[Begin Rows]
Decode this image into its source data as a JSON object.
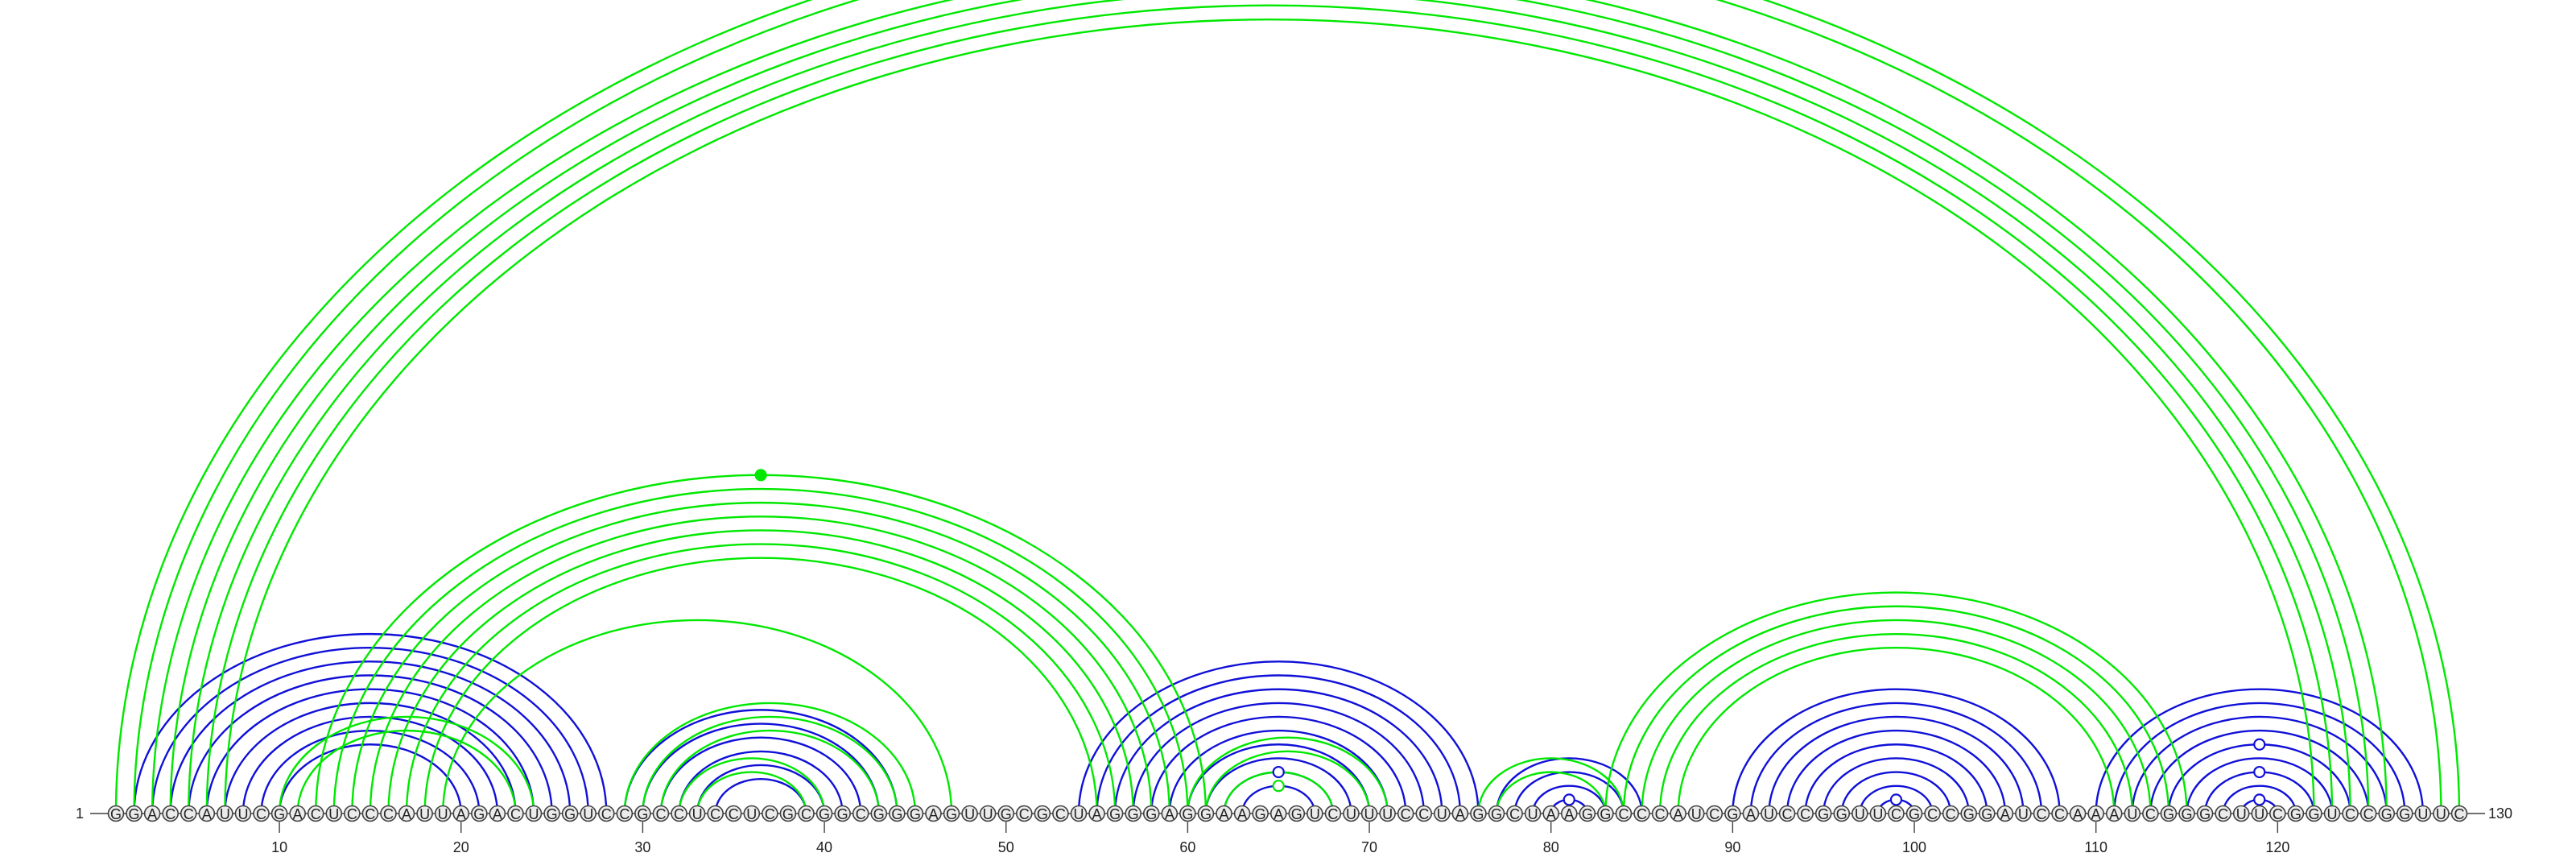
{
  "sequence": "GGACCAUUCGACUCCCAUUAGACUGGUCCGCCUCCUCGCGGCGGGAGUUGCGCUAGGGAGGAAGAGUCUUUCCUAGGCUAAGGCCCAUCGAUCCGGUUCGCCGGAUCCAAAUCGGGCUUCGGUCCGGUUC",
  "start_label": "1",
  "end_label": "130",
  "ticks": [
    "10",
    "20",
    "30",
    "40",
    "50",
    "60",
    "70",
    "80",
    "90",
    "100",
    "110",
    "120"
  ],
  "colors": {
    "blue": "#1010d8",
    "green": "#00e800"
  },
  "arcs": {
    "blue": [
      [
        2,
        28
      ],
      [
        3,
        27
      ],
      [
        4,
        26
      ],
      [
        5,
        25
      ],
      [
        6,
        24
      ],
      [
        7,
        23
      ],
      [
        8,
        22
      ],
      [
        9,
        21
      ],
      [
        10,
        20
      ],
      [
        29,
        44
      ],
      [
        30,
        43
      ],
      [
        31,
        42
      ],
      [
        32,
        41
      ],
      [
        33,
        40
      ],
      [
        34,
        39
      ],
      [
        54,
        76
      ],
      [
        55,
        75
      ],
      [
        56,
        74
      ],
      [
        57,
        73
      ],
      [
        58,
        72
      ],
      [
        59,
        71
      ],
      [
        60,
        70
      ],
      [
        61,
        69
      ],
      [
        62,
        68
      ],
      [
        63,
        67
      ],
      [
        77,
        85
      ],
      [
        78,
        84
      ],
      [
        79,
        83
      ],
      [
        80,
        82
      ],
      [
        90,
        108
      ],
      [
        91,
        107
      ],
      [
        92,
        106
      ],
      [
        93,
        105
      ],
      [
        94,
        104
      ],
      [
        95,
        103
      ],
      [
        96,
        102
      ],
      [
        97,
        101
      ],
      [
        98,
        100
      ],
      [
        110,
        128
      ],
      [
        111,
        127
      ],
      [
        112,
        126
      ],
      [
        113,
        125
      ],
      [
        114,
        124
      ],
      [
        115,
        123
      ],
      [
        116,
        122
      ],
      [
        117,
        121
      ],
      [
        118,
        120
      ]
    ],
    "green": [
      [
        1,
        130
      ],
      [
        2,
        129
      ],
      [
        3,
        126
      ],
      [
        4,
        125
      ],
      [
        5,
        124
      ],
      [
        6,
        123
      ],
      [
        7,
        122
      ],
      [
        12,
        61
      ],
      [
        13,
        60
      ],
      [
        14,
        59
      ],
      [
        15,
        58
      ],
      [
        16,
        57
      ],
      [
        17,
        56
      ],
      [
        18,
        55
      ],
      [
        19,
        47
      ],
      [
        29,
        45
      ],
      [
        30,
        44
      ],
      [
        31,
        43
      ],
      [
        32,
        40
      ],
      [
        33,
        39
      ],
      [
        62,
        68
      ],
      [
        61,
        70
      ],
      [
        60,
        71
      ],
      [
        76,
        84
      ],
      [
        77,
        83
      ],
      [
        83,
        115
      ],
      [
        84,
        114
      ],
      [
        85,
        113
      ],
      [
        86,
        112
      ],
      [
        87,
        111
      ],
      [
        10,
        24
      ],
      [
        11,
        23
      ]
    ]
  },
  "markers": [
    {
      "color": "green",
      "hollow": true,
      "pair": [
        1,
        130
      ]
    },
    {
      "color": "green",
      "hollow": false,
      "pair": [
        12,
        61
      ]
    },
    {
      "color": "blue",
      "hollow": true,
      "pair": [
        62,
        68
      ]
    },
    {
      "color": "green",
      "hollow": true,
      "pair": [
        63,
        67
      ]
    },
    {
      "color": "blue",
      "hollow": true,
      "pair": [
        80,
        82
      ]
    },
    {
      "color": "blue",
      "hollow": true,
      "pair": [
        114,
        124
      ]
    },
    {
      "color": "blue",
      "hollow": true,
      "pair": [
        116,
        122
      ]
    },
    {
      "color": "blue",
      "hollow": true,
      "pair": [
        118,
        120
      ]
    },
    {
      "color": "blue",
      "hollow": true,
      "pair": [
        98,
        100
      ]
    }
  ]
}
[End Rows]
[Begin Rows]
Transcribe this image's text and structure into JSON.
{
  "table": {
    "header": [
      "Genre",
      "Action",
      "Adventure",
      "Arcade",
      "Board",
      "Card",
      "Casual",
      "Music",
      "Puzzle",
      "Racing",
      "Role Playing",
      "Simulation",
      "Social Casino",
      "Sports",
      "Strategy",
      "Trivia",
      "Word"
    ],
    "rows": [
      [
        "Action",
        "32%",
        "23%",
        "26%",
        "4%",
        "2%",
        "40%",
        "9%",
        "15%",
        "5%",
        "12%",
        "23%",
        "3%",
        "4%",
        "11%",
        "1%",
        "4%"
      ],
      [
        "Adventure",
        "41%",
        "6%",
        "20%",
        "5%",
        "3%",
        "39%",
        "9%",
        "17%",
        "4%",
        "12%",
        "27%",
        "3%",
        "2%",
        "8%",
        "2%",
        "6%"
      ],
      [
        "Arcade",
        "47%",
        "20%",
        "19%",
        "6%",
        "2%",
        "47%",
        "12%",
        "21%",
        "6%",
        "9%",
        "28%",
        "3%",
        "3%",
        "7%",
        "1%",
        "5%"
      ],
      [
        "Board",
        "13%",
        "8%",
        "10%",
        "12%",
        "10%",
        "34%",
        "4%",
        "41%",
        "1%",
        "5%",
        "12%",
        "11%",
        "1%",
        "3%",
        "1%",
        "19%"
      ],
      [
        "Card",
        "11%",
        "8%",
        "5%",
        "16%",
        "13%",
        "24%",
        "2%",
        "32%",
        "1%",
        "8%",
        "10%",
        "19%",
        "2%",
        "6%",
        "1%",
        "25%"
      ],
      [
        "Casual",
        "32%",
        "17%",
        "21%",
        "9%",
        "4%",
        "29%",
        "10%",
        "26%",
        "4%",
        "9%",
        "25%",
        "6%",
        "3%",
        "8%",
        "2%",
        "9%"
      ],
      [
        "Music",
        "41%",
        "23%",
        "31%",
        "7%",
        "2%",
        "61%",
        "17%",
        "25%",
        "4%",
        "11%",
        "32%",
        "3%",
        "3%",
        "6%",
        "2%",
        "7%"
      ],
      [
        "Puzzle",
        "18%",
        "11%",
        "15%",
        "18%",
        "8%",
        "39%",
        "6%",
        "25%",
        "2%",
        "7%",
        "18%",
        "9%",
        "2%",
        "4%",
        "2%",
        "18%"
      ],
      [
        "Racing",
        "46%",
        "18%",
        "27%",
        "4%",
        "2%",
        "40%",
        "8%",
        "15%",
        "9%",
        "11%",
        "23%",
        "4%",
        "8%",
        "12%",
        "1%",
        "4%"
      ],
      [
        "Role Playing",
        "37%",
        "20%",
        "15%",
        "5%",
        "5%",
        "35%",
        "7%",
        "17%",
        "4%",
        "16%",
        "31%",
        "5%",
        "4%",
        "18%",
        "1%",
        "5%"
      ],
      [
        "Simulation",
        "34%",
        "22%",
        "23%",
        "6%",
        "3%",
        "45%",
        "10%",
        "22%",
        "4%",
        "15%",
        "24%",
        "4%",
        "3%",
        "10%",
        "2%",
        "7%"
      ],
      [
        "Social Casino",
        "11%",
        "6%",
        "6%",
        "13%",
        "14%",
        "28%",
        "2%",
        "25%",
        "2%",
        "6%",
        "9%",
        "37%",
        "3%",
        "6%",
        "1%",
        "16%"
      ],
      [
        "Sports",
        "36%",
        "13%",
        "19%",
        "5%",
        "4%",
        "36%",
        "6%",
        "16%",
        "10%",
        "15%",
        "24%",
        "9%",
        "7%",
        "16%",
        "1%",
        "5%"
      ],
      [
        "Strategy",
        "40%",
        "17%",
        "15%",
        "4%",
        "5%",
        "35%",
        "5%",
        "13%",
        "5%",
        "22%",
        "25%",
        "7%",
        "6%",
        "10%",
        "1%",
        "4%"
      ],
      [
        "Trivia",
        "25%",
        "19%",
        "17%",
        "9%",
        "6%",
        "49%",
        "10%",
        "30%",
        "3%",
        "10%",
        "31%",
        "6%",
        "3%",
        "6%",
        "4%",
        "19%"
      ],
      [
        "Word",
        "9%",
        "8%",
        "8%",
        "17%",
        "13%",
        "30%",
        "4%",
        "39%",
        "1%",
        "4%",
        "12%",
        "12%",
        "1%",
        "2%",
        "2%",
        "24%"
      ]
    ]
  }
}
[End Rows]
• **What the task requires**
Check each line above for the string "this", then copy the ones that have it.

• **Task result**
Decode this image into its source data as a JSON object.
Transcribe this image's text and structure into JSON.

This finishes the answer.